Recorded data
===============
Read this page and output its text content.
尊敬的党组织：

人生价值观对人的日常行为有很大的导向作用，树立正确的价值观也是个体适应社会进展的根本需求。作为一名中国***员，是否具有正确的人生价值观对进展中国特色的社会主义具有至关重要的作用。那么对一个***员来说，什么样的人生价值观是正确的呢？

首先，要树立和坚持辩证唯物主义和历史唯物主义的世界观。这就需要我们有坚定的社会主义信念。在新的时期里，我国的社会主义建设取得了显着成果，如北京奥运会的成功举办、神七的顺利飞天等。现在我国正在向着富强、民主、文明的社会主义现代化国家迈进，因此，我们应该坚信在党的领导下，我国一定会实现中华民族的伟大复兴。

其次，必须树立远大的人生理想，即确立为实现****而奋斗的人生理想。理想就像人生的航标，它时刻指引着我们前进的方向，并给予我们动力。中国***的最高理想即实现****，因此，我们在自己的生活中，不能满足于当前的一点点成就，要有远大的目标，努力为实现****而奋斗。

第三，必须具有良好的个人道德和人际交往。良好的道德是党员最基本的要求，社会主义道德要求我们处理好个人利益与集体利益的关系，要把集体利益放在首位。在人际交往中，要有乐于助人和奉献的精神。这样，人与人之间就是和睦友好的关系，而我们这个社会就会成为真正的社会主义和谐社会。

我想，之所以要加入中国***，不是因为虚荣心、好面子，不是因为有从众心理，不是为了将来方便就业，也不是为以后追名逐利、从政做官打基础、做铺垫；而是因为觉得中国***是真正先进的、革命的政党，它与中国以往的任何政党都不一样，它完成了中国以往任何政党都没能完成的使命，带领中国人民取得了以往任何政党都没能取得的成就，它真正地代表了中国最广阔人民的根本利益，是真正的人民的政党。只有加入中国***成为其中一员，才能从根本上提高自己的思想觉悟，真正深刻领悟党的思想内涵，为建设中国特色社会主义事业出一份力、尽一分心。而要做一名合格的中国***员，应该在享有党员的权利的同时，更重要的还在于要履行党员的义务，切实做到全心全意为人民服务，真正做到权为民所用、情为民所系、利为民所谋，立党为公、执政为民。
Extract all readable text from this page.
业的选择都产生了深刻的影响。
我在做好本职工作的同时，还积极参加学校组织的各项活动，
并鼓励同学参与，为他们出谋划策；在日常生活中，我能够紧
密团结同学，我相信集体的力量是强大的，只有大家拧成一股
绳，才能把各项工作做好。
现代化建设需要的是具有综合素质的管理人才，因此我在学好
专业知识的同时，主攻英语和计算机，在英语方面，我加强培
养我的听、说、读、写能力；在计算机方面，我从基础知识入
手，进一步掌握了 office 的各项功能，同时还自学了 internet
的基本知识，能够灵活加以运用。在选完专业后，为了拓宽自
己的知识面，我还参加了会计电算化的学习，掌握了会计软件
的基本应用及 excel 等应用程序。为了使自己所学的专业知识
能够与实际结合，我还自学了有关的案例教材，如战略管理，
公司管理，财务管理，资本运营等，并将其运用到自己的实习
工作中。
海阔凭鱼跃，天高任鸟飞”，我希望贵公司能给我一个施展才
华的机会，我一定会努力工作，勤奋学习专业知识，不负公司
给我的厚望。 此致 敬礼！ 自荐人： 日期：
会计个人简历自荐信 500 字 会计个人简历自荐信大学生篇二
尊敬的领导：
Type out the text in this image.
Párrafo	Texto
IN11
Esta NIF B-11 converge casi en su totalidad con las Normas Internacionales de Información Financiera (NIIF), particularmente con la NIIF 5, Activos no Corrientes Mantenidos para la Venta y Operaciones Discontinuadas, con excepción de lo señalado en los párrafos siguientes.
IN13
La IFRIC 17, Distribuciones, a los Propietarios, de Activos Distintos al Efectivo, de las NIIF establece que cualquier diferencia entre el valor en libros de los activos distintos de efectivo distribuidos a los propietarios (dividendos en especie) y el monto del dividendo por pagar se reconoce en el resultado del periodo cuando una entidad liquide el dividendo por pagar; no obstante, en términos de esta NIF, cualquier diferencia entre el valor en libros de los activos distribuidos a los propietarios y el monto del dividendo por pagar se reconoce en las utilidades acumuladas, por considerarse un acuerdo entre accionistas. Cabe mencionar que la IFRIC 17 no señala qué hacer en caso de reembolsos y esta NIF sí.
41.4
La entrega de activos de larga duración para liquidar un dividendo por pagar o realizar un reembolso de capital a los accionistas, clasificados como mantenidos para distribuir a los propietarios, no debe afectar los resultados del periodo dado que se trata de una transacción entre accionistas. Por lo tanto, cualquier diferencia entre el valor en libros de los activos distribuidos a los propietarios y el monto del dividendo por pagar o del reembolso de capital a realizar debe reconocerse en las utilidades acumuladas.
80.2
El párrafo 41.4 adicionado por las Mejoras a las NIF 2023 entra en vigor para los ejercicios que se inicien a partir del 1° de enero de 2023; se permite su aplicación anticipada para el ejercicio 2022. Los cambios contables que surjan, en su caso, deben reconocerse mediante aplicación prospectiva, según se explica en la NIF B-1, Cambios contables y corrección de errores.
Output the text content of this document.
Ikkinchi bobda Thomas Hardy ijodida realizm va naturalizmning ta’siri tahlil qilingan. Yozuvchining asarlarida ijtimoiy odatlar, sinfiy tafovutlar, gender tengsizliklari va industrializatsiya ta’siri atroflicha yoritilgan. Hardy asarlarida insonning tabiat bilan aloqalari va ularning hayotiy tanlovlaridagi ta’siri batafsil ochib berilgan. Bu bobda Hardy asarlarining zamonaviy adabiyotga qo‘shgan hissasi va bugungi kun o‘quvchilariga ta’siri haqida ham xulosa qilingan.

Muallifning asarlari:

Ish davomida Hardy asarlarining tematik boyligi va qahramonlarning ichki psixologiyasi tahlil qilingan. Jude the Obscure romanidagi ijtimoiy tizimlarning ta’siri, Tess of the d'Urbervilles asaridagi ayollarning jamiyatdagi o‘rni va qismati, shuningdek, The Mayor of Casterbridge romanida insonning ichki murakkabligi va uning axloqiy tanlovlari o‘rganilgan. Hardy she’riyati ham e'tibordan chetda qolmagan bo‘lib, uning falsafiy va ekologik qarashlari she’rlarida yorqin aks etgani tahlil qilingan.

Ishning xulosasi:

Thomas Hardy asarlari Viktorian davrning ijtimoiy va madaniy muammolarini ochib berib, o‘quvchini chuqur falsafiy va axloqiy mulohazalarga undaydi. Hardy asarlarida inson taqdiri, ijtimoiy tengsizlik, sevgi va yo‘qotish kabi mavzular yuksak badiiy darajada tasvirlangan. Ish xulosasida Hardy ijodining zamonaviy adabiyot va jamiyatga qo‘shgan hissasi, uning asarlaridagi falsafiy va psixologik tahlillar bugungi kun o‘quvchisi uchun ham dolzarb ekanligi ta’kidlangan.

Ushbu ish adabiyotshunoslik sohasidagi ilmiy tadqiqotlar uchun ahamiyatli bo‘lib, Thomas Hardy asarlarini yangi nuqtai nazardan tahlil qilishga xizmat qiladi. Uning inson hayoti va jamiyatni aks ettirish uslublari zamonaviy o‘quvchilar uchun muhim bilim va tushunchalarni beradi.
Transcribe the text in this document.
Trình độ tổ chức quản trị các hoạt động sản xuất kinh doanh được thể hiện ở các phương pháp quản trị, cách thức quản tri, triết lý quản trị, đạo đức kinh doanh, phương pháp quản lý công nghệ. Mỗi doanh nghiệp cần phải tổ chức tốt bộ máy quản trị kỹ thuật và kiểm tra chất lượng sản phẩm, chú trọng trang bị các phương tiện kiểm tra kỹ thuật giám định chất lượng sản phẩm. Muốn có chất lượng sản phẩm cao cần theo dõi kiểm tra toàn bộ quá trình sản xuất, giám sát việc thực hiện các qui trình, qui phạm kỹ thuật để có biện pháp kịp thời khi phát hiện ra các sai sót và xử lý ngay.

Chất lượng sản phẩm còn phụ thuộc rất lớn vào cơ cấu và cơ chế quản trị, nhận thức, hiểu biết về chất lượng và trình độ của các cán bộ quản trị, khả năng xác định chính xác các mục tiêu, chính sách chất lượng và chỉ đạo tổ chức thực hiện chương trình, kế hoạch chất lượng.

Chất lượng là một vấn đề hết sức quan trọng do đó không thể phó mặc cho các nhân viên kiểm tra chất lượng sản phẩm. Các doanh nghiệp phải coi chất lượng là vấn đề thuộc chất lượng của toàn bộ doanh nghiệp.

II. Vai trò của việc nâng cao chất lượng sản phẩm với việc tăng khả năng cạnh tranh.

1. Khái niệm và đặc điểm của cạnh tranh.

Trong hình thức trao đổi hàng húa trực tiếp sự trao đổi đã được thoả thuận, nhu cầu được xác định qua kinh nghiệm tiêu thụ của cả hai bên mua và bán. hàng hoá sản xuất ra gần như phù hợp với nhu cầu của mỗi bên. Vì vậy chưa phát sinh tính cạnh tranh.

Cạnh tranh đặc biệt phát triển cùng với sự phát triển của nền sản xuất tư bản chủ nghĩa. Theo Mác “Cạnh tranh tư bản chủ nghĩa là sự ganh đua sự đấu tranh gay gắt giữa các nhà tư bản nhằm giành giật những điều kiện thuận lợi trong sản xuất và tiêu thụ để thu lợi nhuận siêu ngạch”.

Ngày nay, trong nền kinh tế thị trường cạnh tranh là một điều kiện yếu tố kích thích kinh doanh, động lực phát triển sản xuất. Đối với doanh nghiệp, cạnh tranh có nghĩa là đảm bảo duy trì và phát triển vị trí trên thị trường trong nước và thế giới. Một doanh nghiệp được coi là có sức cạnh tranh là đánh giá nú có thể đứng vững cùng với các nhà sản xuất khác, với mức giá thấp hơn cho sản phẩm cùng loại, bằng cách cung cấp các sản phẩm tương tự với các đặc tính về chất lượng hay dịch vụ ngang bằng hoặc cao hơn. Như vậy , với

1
===============
What needs to be done
Take every line from the data that contains the word "thuận".

Answer
Trong hình thức trao đổi hàng húa trực tiếp sự trao đổi đã được thoả thuận, nhu cầu được xác định qua kinh nghiệm tiêu thụ của cả hai bên mua và bán. hàng hoá sản xuất ra gần như phù hợp với nhu cầu của mỗi bên. Vì vậy chưa phát sinh tính cạnh tranh.
Cạnh tranh đặc biệt phát triển cùng với sự phát triển của nền sản xuất tư bản chủ nghĩa. Theo Mác “Cạnh tranh tư bản chủ nghĩa là sự ganh đua sự đấu tranh gay gắt giữa các nhà tư bản nhằm giành giật những điều kiện thuận lợi trong sản xuất và tiêu thụ để thu lợi nhuận siêu ngạch”.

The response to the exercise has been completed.